BEGIN Passage shown

Capsule Network Tutorial

Author: Jinjing Zhou, Jake Zhao, Zheng Zhang, Jinyang Li

It is perhaps a little surprising that some of the more classical models can also be described in terms of graphs, offering a different perspective. This tutorial describes how this can be done for the capsule network.

Key ideas of Capsule

The Capsule model offers two key ideas.

Richer representation In classic convolutional networks, a scalar value represents the activation of a given feature. By contrast, a capsule outputs a vector. The vector’s length represents the probability of a feature being present. The vector’s orientation represents the various properties of the feature (such as pose, deformation, texture etc.).

Dynamic routing The output of a capsule is preferentially sent to certain parents in the layer above based on how well the capsule’s prediction agrees with that of a parent. Such dynamic “routing-by-agreement” generalizes the static routing of max-pooling.

During training, routing is done iteratively; each iteration adjusts “routing weights” between capsules based on their observed agreements, in a manner similar to a k-means algorithm or competitive learning.

In this tutorial, we show how capsule’s dynamic routing algorithm can be naturally expressed as a graph algorithm. Our implementation is adapted from Cedric Chee, replacing only the routing layer. Our version achieves similar speed and accuracy.

Model Implementation

Step 1: Setup and Graph Initialization

The connectivity between two layers of capsules form a directed, bipartite graph, as shown in the Figure below.

END Passage shown
BEGIN Extracted entries

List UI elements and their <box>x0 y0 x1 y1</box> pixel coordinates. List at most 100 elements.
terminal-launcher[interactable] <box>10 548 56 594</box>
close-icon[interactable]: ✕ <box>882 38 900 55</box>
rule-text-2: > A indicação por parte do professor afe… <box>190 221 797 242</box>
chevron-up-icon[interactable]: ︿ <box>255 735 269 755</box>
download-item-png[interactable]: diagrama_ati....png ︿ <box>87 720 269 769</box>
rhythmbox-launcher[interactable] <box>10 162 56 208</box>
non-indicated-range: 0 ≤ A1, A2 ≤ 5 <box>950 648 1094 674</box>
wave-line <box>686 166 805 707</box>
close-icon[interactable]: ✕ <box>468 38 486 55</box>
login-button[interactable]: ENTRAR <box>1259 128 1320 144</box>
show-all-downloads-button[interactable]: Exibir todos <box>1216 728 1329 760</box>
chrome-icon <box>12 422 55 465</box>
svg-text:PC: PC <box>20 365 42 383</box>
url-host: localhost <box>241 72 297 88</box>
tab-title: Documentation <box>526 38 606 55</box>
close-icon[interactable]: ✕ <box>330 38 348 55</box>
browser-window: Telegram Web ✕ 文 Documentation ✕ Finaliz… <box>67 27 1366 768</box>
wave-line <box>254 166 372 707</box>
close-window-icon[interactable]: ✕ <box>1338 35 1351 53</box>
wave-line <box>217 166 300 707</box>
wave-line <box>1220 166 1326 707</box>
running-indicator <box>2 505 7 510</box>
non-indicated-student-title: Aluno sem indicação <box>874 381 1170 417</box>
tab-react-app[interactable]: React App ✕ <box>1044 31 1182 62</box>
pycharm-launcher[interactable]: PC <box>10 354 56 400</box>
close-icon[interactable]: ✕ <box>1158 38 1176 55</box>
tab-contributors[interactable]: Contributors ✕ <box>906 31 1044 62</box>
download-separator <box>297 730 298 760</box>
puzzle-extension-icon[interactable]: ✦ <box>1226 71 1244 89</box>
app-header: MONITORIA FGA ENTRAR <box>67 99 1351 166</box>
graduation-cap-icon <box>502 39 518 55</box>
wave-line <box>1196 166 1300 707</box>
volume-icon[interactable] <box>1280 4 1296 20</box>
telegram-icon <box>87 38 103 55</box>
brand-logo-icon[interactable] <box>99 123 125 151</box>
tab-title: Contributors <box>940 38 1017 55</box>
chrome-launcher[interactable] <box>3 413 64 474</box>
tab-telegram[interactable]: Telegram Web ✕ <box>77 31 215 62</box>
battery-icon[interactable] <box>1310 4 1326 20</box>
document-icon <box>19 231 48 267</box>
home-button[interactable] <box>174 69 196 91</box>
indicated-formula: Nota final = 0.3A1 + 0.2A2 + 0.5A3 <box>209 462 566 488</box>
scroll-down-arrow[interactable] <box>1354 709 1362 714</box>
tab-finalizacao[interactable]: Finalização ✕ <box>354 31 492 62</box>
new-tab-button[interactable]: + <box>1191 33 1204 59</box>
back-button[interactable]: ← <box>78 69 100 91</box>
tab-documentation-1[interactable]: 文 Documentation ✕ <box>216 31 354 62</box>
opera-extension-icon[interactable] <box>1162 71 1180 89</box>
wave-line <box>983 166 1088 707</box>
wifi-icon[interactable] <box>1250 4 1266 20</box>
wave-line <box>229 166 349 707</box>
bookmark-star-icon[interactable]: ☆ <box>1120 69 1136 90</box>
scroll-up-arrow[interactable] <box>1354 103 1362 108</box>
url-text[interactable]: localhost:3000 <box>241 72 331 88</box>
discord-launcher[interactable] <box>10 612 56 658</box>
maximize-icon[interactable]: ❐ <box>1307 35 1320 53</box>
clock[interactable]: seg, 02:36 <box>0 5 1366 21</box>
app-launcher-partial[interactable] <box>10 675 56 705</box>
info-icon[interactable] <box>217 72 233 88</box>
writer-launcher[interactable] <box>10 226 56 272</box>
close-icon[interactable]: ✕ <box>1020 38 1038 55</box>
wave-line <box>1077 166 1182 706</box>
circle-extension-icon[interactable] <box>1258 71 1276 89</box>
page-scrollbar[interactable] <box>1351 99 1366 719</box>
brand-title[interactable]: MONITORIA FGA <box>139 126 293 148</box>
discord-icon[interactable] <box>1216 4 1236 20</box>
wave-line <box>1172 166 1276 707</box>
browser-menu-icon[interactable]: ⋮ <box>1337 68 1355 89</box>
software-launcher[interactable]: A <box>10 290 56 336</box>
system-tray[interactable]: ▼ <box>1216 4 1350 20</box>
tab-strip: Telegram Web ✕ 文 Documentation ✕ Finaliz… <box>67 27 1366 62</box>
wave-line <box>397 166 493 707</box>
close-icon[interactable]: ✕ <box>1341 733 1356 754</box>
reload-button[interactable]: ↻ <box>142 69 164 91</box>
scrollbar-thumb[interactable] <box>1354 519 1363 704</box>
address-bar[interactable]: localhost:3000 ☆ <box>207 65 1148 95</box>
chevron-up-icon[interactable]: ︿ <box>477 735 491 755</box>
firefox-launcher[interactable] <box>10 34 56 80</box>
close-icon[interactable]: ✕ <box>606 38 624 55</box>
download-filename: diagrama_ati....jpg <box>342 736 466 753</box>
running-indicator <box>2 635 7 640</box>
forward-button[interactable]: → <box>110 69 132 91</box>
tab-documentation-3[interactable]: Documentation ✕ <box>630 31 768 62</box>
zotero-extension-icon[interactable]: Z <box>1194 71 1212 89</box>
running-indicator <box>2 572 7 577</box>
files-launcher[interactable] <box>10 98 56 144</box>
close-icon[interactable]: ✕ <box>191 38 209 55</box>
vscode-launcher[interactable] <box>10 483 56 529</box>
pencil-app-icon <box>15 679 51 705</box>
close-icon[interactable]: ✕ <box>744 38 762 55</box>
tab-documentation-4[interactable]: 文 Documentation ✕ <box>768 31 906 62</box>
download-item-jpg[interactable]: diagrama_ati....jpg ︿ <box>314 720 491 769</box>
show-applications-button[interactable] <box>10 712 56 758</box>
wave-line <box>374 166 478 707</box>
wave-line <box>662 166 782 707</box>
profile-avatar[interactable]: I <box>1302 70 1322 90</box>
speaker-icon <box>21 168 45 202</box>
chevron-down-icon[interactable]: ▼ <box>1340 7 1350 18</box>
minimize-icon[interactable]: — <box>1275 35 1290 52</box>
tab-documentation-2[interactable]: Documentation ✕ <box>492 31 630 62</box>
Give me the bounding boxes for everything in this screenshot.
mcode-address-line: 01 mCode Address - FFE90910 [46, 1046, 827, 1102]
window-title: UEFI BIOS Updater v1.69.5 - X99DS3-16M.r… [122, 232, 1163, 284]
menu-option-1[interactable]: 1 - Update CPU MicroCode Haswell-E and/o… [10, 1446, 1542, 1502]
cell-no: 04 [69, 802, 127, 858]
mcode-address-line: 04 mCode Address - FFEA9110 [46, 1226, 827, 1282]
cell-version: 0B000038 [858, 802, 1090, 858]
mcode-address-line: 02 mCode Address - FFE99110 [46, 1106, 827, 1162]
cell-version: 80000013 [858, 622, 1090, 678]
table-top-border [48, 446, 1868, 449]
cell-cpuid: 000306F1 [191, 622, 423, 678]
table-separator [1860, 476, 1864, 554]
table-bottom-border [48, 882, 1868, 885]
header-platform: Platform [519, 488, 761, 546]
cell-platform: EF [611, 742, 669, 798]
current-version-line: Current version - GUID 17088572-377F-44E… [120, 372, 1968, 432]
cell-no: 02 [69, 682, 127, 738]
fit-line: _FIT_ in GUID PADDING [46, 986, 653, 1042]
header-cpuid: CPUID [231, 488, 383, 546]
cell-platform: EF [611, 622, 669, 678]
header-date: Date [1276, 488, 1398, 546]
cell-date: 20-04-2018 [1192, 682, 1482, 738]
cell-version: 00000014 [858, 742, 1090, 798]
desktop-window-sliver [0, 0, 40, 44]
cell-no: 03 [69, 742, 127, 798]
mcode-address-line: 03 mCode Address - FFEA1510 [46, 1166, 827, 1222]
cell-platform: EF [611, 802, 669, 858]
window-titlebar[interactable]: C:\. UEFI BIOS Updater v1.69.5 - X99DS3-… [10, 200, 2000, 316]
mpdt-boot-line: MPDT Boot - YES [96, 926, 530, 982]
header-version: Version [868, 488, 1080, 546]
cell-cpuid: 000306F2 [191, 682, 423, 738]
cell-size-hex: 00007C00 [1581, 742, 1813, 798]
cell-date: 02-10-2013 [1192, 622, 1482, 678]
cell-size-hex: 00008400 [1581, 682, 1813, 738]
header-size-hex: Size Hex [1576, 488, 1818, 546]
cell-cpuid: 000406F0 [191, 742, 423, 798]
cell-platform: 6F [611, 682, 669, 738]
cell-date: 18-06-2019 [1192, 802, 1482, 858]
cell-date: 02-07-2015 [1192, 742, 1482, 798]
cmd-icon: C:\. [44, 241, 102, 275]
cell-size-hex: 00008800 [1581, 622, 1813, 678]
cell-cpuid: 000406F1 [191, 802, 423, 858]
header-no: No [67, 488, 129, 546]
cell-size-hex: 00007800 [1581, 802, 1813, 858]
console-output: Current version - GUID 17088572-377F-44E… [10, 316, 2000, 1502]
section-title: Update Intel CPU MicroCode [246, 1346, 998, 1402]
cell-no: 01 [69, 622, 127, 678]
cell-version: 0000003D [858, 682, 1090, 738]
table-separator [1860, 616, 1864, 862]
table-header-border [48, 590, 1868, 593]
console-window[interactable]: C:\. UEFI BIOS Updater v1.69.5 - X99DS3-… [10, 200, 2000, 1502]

END Extracted entries

What you need to do: From the capsule network tutorial, reproduce the passage verbatim, starting at "Capsule Network Tutorial" and ending at "deformation, texture etc.).".

Task solution:
Capsule Network Tutorial

Author: Jinjing Zhou, Jake Zhao, Zheng Zhang, Jinyang Li

It is perhaps a little surprising that some of the more classical models can also be described in terms of graphs, offering a different perspective. This tutorial describes how this can be done for the capsule network.

Key ideas of Capsule

The Capsule model offers two key ideas.

Richer representation In classic convolutional networks, a scalar value represents the activation of a given feature. By contrast, a capsule outputs a vector. The vector’s length represents the probability of a feature being present. The vector’s orientation represents the various properties of the feature (such as pose, deformation, texture etc.).